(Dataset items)
++++++

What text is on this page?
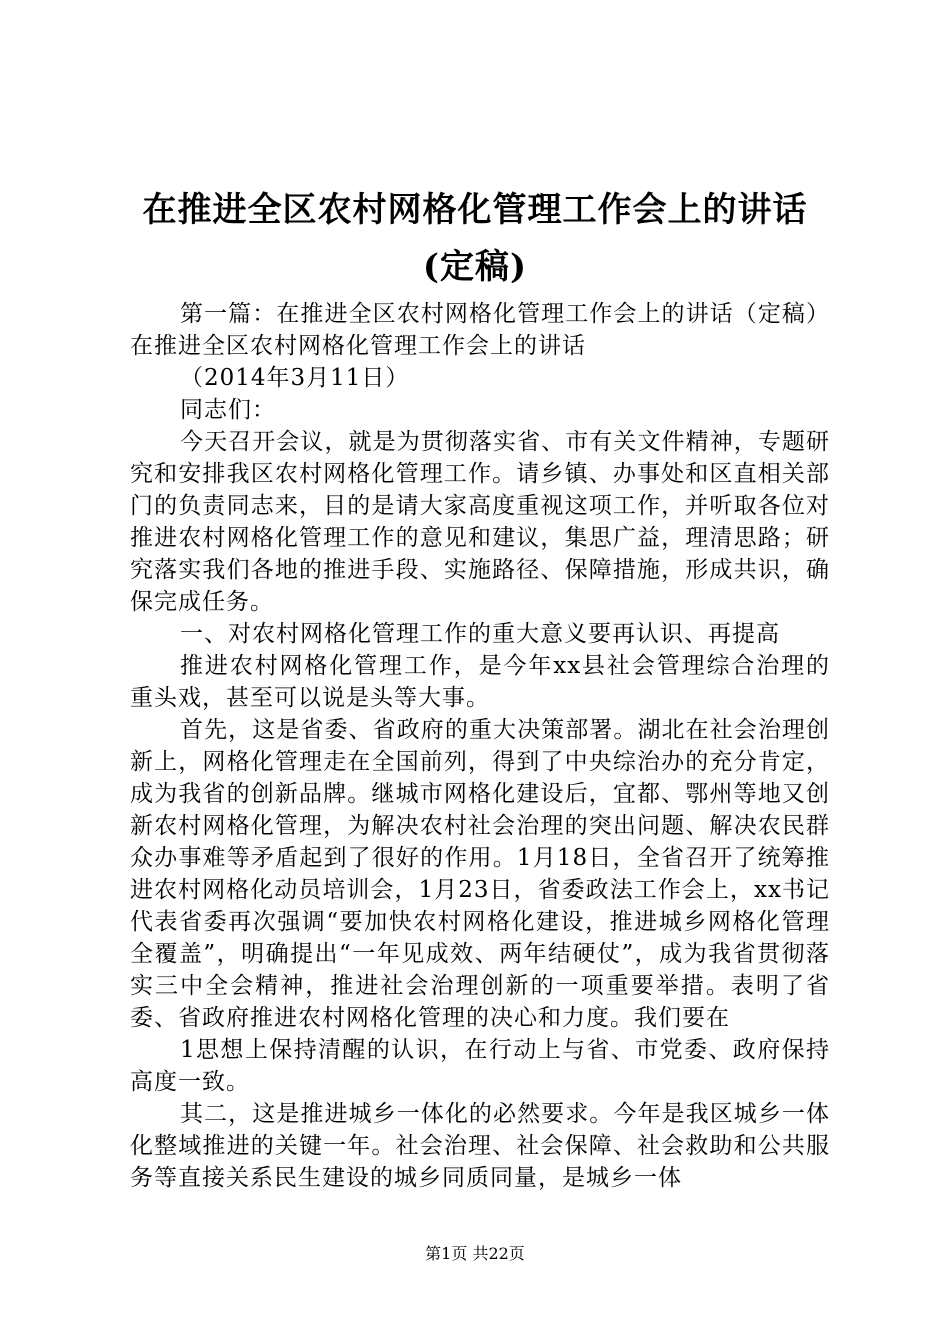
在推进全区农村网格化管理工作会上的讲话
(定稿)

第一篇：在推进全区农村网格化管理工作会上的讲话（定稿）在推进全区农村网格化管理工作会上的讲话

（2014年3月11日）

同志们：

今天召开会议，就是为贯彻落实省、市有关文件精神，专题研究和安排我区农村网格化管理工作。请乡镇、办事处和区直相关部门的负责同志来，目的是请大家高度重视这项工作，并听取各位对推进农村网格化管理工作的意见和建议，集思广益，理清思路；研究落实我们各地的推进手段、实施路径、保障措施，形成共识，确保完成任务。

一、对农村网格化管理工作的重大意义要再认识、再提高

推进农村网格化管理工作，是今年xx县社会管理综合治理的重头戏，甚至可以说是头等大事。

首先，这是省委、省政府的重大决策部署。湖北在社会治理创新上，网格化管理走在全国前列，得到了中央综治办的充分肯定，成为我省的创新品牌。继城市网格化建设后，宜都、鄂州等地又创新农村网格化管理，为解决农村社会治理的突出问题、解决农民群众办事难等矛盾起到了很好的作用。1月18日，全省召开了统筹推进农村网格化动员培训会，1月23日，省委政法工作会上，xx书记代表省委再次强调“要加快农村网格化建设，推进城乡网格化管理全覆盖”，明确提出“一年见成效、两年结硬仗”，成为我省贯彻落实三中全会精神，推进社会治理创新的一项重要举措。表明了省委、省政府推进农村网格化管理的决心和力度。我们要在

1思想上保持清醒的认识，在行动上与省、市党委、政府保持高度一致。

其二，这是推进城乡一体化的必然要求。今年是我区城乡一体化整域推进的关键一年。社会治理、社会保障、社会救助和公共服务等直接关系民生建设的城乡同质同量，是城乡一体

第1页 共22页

++++++

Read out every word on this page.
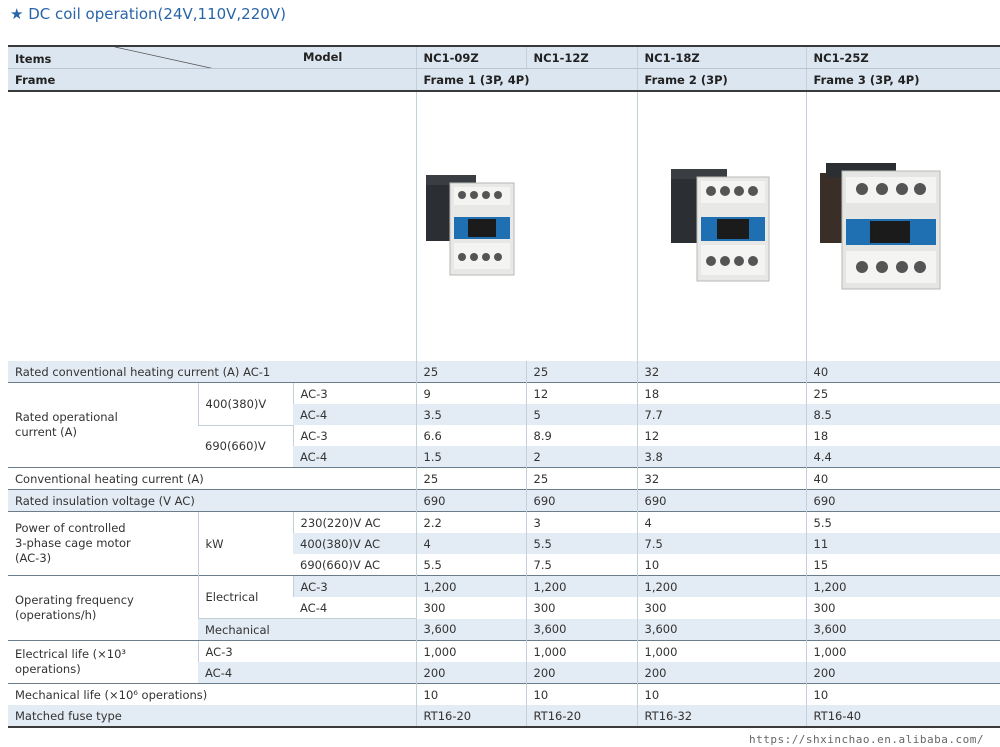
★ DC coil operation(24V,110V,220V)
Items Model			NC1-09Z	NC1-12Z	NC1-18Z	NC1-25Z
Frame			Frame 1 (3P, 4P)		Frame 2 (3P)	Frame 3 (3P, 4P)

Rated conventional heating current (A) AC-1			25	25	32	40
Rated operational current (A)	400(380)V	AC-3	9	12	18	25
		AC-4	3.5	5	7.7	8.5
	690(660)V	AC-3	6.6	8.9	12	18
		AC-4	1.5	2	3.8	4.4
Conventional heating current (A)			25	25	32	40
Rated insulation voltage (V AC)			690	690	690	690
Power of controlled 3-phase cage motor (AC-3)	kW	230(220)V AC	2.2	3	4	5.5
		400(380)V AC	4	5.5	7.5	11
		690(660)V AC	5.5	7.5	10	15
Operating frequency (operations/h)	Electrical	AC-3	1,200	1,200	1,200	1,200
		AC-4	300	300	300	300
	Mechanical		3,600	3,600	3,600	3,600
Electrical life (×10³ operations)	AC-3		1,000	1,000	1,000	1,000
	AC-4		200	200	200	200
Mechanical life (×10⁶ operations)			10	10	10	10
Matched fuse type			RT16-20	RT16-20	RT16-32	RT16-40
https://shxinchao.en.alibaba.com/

++++++

What to do:
Reproduce each line holding the word "heating".

Solution:
Rated conventional heating current (A) AC-1			25	25	32	40
Conventional heating current (A)			25	25	32	40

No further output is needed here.